**SHORT EXERCISE**
Please set out every line of the items below as a Markdown table with two columns, Row and Line, giving each line a row number and skipping blank lines. Leave the pictures out.

— START DATA FOR THIS EXERCISE —

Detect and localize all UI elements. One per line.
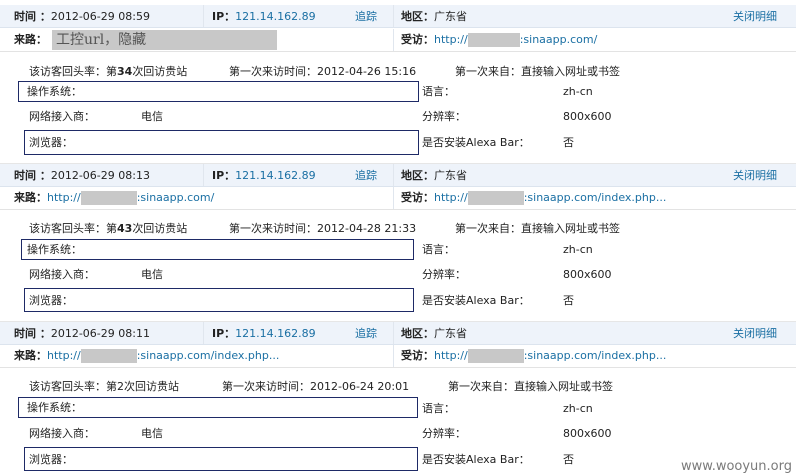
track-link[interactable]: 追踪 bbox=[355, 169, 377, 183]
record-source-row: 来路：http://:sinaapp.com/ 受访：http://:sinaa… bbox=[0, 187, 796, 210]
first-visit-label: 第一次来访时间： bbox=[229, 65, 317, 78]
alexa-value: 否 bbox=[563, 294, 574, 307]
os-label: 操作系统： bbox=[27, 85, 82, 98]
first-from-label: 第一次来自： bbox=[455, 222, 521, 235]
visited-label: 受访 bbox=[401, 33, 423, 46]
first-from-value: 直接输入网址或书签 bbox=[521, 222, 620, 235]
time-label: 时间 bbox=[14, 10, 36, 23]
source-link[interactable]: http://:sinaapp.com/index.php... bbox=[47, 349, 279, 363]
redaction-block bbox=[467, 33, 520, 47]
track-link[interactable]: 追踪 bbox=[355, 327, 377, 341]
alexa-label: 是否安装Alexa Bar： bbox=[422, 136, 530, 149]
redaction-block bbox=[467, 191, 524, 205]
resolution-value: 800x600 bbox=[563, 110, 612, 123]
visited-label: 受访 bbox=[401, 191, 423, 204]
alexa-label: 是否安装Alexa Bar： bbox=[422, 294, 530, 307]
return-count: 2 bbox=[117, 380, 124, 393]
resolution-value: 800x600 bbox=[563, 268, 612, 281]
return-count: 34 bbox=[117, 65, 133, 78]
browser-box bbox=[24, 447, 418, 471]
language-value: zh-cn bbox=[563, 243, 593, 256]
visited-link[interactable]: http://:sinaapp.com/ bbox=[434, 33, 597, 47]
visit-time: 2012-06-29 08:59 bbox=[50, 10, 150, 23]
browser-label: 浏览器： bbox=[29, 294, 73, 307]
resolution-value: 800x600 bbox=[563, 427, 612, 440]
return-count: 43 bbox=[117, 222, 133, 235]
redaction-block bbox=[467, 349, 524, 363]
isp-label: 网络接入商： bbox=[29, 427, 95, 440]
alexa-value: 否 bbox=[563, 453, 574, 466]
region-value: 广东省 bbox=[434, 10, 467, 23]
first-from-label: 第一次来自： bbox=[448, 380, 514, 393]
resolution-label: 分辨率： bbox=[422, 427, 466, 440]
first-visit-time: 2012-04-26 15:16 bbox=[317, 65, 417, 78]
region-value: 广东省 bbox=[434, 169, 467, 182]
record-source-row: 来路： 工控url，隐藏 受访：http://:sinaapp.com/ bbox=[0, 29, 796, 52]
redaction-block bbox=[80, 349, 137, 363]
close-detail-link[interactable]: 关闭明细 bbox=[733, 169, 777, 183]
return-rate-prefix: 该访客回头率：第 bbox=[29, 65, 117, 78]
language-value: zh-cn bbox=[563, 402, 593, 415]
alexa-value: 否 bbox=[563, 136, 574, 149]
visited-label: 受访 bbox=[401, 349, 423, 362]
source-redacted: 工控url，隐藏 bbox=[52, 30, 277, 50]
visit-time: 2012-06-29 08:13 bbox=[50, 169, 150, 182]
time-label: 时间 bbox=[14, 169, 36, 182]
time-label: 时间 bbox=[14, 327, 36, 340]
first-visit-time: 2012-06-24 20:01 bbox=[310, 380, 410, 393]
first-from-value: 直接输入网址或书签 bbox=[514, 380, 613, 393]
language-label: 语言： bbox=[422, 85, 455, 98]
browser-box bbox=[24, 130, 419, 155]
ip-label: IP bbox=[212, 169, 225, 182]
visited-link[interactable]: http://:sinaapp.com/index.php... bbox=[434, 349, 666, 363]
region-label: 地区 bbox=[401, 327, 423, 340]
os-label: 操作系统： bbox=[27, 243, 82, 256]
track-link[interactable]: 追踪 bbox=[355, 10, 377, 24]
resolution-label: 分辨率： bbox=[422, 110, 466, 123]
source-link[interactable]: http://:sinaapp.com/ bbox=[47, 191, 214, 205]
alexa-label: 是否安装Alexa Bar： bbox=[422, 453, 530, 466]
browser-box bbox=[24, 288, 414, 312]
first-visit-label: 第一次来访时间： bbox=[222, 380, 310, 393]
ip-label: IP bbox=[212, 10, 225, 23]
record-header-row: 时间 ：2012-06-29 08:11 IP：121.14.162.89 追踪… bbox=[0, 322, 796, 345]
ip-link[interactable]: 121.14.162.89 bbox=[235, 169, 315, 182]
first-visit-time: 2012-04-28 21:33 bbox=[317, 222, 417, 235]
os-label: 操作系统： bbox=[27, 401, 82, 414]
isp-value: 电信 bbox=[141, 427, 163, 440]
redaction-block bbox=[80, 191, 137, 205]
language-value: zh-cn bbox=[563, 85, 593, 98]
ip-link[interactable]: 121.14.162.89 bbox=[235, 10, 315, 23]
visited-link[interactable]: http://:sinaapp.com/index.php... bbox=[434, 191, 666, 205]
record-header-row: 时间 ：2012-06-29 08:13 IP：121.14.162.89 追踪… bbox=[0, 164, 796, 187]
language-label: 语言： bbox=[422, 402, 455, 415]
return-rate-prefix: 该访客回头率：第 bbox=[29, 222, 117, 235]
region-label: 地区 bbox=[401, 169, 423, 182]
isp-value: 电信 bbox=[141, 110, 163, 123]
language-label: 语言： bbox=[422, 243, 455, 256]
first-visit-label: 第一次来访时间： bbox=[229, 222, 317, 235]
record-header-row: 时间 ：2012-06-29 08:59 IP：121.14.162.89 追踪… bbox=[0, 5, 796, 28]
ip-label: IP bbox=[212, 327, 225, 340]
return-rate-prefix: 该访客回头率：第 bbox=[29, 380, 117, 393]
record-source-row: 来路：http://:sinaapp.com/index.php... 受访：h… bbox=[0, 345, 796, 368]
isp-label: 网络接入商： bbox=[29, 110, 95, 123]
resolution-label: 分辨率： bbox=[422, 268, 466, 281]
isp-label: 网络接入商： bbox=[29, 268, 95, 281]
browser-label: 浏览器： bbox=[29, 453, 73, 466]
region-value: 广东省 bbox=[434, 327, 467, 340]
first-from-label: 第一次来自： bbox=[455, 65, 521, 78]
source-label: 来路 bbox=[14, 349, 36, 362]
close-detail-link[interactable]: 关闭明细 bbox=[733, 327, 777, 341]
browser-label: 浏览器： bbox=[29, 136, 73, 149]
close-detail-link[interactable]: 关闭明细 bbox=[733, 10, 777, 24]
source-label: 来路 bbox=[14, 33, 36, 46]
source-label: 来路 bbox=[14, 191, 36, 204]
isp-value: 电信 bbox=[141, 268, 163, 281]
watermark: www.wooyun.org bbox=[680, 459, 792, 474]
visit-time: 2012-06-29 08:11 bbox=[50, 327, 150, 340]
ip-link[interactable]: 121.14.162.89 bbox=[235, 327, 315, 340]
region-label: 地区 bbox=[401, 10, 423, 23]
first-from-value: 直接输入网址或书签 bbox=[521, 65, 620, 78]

— END DATA FOR THIS EXERCISE —

**RESULT BELOW**
| Row | Line |
|---|---|
| 1 | Detect and localize all UI elements. One per line. |
| 2 | track-link[interactable]: 追踪 bbox=[355, 169, 377, 183] |
| 3 | record-source-row: 来路：http://:sinaapp.com/ 受访：http://:sinaa… bbox=[0, 187, 796, 210] |
| 4 | first-visit-label: 第一次来访时间： bbox=[229, 65, 317, 78] |
| 5 | alexa-value: 否 bbox=[563, 294, 574, 307] |
| 6 | os-label: 操作系统： bbox=[27, 85, 82, 98] |
| 7 | first-from-label: 第一次来自： bbox=[455, 222, 521, 235] |
| 8 | visited-label: 受访 bbox=[401, 33, 423, 46] |
| 9 | first-from-value: 直接输入网址或书签 bbox=[521, 222, 620, 235] |
| 10 | time-label: 时间 bbox=[14, 10, 36, 23] |
| 11 | source-link[interactable]: http://:sinaapp.com/index.php... bbox=[47, 349, 279, 363] |
| 12 | redaction-block bbox=[467, 33, 520, 47] |
| 13 | track-link[interactable]: 追踪 bbox=[355, 327, 377, 341] |
| 14 | alexa-label: 是否安装Alexa Bar： bbox=[422, 136, 530, 149] |
| 15 | redaction-block bbox=[467, 191, 524, 205] |
| 16 | resolution-value: 800x600 bbox=[563, 110, 612, 123] |
| 17 | visited-label: 受访 bbox=[401, 191, 423, 204] |
| 18 | alexa-label: 是否安装Alexa Bar： bbox=[422, 294, 530, 307] |
| 19 | return-count: 2 bbox=[117, 380, 124, 393] |
| 20 | resolution-value: 800x600 bbox=[563, 268, 612, 281] |
| 21 | return-count: 34 bbox=[117, 65, 133, 78] |
| 22 | browser-box bbox=[24, 447, 418, 471] |
| 23 | language-value: zh-cn bbox=[563, 243, 593, 256] |
| 24 | visited-link[interactable]: http://:sinaapp.com/ bbox=[434, 33, 597, 47] |
| 25 | visit-time: 2012-06-29 08:59 bbox=[50, 10, 150, 23] |
| 26 | browser-label: 浏览器： bbox=[29, 294, 73, 307] |
| 27 | resolution-value: 800x600 bbox=[563, 427, 612, 440] |
| 28 | return-count: 43 bbox=[117, 222, 133, 235] |
| 29 | redaction-block bbox=[467, 349, 524, 363] |
| 30 | isp-label: 网络接入商： bbox=[29, 427, 95, 440] |
| 31 | alexa-value: 否 bbox=[563, 453, 574, 466] |
| 32 | region-value: 广东省 bbox=[434, 10, 467, 23] |
| 33 | first-from-label: 第一次来自： bbox=[448, 380, 514, 393] |
| 34 | resolution-label: 分辨率： bbox=[422, 427, 466, 440] |
| 35 | first-visit-time: 2012-04-26 15:16 bbox=[317, 65, 417, 78] |
| 36 | region-value: 广东省 bbox=[434, 169, 467, 182] |
| 37 | record-source-row: 来路： 工控url，隐藏 受访：http://:sinaapp.com/ bbox=[0, 29, 796, 52] |
| 38 | redaction-block bbox=[80, 349, 137, 363] |
| 39 | close-detail-link[interactable]: 关闭明细 bbox=[733, 169, 777, 183] |
| 40 | return-rate-prefix: 该访客回头率：第 bbox=[29, 65, 117, 78] |
| 41 | language-value: zh-cn bbox=[563, 402, 593, 415] |
| 42 | alexa-value: 否 bbox=[563, 136, 574, 149] |
| 43 | visited-label: 受访 bbox=[401, 349, 423, 362] |
| 44 | source-redacted: 工控url，隐藏 bbox=[52, 30, 277, 50] |
| 45 | visit-time: 2012-06-29 08:13 bbox=[50, 169, 150, 182] |
| 46 | time-label: 时间 bbox=[14, 169, 36, 182] |
| 47 | time-label: 时间 bbox=[14, 327, 36, 340] |
| 48 | first-visit-time: 2012-06-24 20:01 bbox=[310, 380, 410, 393] |
| 49 | first-from-value: 直接输入网址或书签 bbox=[514, 380, 613, 393] |
| 50 | language-label: 语言： bbox=[422, 85, 455, 98] |
| 51 | browser-box bbox=[24, 130, 419, 155] |
| 52 | ip-label: IP bbox=[212, 169, 225, 182] |
| 53 | visited-link[interactable]: http://:sinaapp.com/index.php... bbox=[434, 349, 666, 363] |
| 54 | region-label: 地区 bbox=[401, 327, 423, 340] |
| 55 | os-label: 操作系统： bbox=[27, 243, 82, 256] |
| 56 | track-link[interactable]: 追踪 bbox=[355, 10, 377, 24] |
| 57 | resolution-label: 分辨率： bbox=[422, 110, 466, 123] |
| 58 | source-link[interactable]: http://:sinaapp.com/ bbox=[47, 191, 214, 205] |
| 59 | alexa-label: 是否安装Alexa Bar： bbox=[422, 453, 530, 466] |
| 60 | browser-box bbox=[24, 288, 414, 312] |
| 61 | first-visit-label: 第一次来访时间： bbox=[222, 380, 310, 393] |
| 62 | ip-label: IP bbox=[212, 10, 225, 23] |
| 63 | record-header-row: 时间 ：2012-06-29 08:11 IP：121.14.162.89 追踪… bbox=[0, 322, 796, 345] |
| 64 | ip-link[interactable]: 121.14.162.89 bbox=[235, 169, 315, 182] |
| 65 | first-visit-time: 2012-04-28 21:33 bbox=[317, 222, 417, 235] |
| 66 | os-label: 操作系统： bbox=[27, 401, 82, 414] |
| 67 | isp-value: 电信 bbox=[141, 427, 163, 440] |
| 68 | redaction-block bbox=[80, 191, 137, 205] |
| 69 | language-value: zh-cn bbox=[563, 85, 593, 98] |
| 70 | ip-link[interactable]: 121.14.162.89 bbox=[235, 10, 315, 23] |
| 71 | visited-link[interactable]: http://:sinaapp.com/index.php... bbox=[434, 191, 666, 205] |
| 72 | record-header-row: 时间 ：2012-06-29 08:13 IP：121.14.162.89 追踪… bbox=[0, 164, 796, 187] |
| 73 | language-label: 语言： bbox=[422, 402, 455, 415] |
| 74 | return-rate-prefix: 该访客回头率：第 bbox=[29, 222, 117, 235] |
| 75 | region-label: 地区 bbox=[401, 169, 423, 182] |
| 76 | isp-value: 电信 bbox=[141, 110, 163, 123] |
| 77 | language-label: 语言： bbox=[422, 243, 455, 256] |
| 78 | first-visit-label: 第一次来访时间： bbox=[229, 222, 317, 235] |
| 79 | record-header-row: 时间 ：2012-06-29 08:59 IP：121.14.162.89 追踪… bbox=[0, 5, 796, 28] |
| 80 | ip-label: IP bbox=[212, 327, 225, 340] |
| 81 | return-rate-prefix: 该访客回头率：第 bbox=[29, 380, 117, 393] |
| 82 | record-source-row: 来路：http://:sinaapp.com/index.php... 受访：h… bbox=[0, 345, 796, 368] |
| 83 | isp-label: 网络接入商： bbox=[29, 110, 95, 123] |
| 84 | resolution-label: 分辨率： bbox=[422, 268, 466, 281] |
| 85 | isp-label: 网络接入商： bbox=[29, 268, 95, 281] |
| 86 | browser-label: 浏览器： bbox=[29, 453, 73, 466] |
| 87 | region-value: 广东省 bbox=[434, 327, 467, 340] |
| 88 | first-from-label: 第一次来自： bbox=[455, 65, 521, 78] |
| 89 | source-label: 来路 bbox=[14, 349, 36, 362] |
| 90 | close-detail-link[interactable]: 关闭明细 bbox=[733, 327, 777, 341] |
| 91 | browser-label: 浏览器： bbox=[29, 136, 73, 149] |
| 92 | close-detail-link[interactable]: 关闭明细 bbox=[733, 10, 777, 24] |
| 93 | source-label: 来路 bbox=[14, 33, 36, 46] |
| 94 | source-label: 来路 bbox=[14, 191, 36, 204] |
| 95 | isp-value: 电信 bbox=[141, 268, 163, 281] |
| 96 | watermark: www.wooyun.org bbox=[680, 459, 792, 474] |
| 97 | visit-time: 2012-06-29 08:11 bbox=[50, 327, 150, 340] |
| 98 | ip-link[interactable]: 121.14.162.89 bbox=[235, 327, 315, 340] |
| 99 | region-label: 地区 bbox=[401, 10, 423, 23] |
| 100 | first-from-value: 直接输入网址或书签 bbox=[521, 65, 620, 78] |